⟨

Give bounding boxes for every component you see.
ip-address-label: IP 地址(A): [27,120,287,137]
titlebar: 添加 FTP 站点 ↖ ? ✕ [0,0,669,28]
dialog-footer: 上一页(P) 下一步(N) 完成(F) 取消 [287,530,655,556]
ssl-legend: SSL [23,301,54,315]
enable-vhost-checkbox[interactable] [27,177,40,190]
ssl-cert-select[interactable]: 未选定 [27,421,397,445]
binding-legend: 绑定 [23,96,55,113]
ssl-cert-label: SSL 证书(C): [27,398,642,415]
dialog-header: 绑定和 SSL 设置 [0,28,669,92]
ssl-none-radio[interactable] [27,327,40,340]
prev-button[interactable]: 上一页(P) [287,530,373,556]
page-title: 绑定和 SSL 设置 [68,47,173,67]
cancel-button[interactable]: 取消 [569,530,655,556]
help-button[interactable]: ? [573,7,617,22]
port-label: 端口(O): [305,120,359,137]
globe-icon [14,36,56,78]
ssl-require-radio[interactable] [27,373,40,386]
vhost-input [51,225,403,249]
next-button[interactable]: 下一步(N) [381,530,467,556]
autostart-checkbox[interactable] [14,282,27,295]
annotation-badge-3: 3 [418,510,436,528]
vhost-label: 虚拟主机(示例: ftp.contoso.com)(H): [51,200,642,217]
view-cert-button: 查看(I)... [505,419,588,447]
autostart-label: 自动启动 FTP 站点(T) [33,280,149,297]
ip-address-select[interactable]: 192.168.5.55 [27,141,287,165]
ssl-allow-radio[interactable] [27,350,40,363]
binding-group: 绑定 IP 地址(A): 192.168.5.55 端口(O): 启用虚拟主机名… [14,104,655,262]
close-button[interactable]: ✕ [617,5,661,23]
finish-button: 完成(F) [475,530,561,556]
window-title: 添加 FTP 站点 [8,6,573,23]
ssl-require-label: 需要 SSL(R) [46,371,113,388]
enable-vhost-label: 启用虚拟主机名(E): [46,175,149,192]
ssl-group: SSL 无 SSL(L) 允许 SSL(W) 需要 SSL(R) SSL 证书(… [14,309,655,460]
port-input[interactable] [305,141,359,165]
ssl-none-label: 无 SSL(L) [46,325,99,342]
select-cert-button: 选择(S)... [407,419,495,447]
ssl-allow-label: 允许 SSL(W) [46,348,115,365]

⟩

» AIM OF THE EXERCISE: Copy the listing word for word, from its first line through the line containing "ssl-legend: SSL [23,301,54,315]", including both.

» TASK ANSWER:
Give bounding boxes for every component you see.
ip-address-label: IP 地址(A): [27,120,287,137]
titlebar: 添加 FTP 站点 ↖ ? ✕ [0,0,669,28]
dialog-footer: 上一页(P) 下一步(N) 完成(F) 取消 [287,530,655,556]
ssl-legend: SSL [23,301,54,315]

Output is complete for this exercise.